Exercise aim: Copy all the entries word for word, but omit the pictures.

== Material ==

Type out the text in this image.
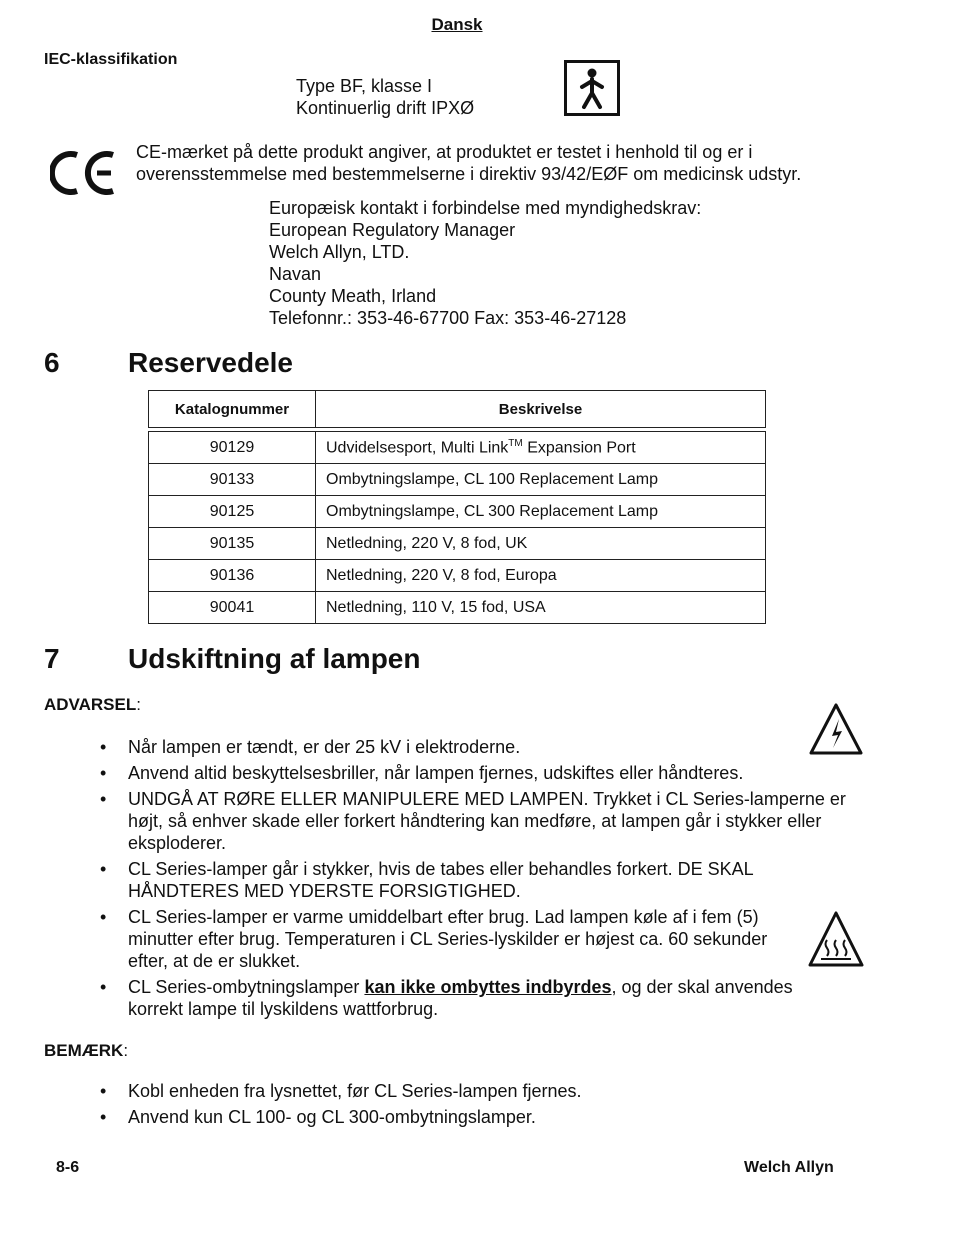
Dansk
IEC-klassifikation
Type BF, klasse I
Kontinuerlig drift IPXØ
CE-mærket på dette produkt angiver, at produktet er testet i henhold til og er i
overensstemmelse med bestemmelserne i direktiv 93/42/EØF om medicinsk udstyr.
Europæisk kontakt i forbindelse med myndighedskrav:
European Regulatory Manager
Welch Allyn, LTD.
Navan
County Meath, Irland
Telefonnr.: 353-46-67700 Fax: 353-46-27128
6 Reservedele
Katalognummer	Beskrivelse

90129	Udvidelsesport, Multi Link™ Expansion Port
90133	Ombytningslampe, CL 100 Replacement Lamp
90125	Ombytningslampe, CL 300 Replacement Lamp
90135	Netledning, 220 V, 8 fod, UK
90136	Netledning, 220 V, 8 fod, Europa
90041	Netledning, 110 V, 15 fod, USA
7 Udskiftning af lampen
ADVARSEL:
• Når lampen er tændt, er der 25 kV i elektroderne.
• Anvend altid beskyttelsesbriller, når lampen fjernes, udskiftes eller håndteres.
• UNDGÅ AT RØRE ELLER MANIPULERE MED LAMPEN. Trykket i CL Series-lamperne er højt, så enhver skade eller forkert håndtering kan medføre, at lampen går i stykker eller eksploderer.
• CL Series-lamper går i stykker, hvis de tabes eller behandles forkert. DE SKAL HÅNDTERES MED YDERSTE FORSIGTIGHED.
• CL Series-lamper er varme umiddelbart efter brug. Lad lampen køle af i fem (5) minutter efter brug. Temperaturen i CL Series-lyskilder er højest ca. 60 sekunder efter, at de er slukket.
• CL Series-ombytningslamper kan ikke ombyttes indbyrdes, og der skal anvendes korrekt lampe til lyskildens wattforbrug.
BEMÆRK:
• Kobl enheden fra lysnettet, før CL Series-lampen fjernes.
• Anvend kun CL 100- og CL 300-ombytningslamper.
8-6	Welch Allyn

===

Result for this task:
Type out the text in this image.
Dansk
IEC-klassifikation
Type BF, klasse I
Kontinuerlig drift IPXØ
CE-mærket på dette produkt angiver, at produktet er testet i henhold til og er i
overensstemmelse med bestemmelserne i direktiv 93/42/EØF om medicinsk udstyr.
Europæisk kontakt i forbindelse med myndighedskrav:
European Regulatory Manager
Welch Allyn, LTD.
Navan
County Meath, Irland
Telefonnr.: 353-46-67700 Fax: 353-46-27128
6 Reservedele
Katalognummer	Beskrivelse

90129	Udvidelsesport, Multi Link™ Expansion Port
90133	Ombytningslampe, CL 100 Replacement Lamp
90125	Ombytningslampe, CL 300 Replacement Lamp
90135	Netledning, 220 V, 8 fod, UK
90136	Netledning, 220 V, 8 fod, Europa
90041	Netledning, 110 V, 15 fod, USA
7 Udskiftning af lampen
ADVARSEL:
• Når lampen er tændt, er der 25 kV i elektroderne.
• Anvend altid beskyttelsesbriller, når lampen fjernes, udskiftes eller håndteres.
• UNDGÅ AT RØRE ELLER MANIPULERE MED LAMPEN. Trykket i CL Series-lamperne er højt, så enhver skade eller forkert håndtering kan medføre, at lampen går i stykker eller eksploderer.
• CL Series-lamper går i stykker, hvis de tabes eller behandles forkert. DE SKAL HÅNDTERES MED YDERSTE FORSIGTIGHED.
• CL Series-lamper er varme umiddelbart efter brug. Lad lampen køle af i fem (5) minutter efter brug. Temperaturen i CL Series-lyskilder er højest ca. 60 sekunder efter, at de er slukket.
• CL Series-ombytningslamper kan ikke ombyttes indbyrdes, og der skal anvendes korrekt lampe til lyskildens wattforbrug.
BEMÆRK:
• Kobl enheden fra lysnettet, før CL Series-lampen fjernes.
• Anvend kun CL 100- og CL 300-ombytningslamper.
8-6	Welch Allyn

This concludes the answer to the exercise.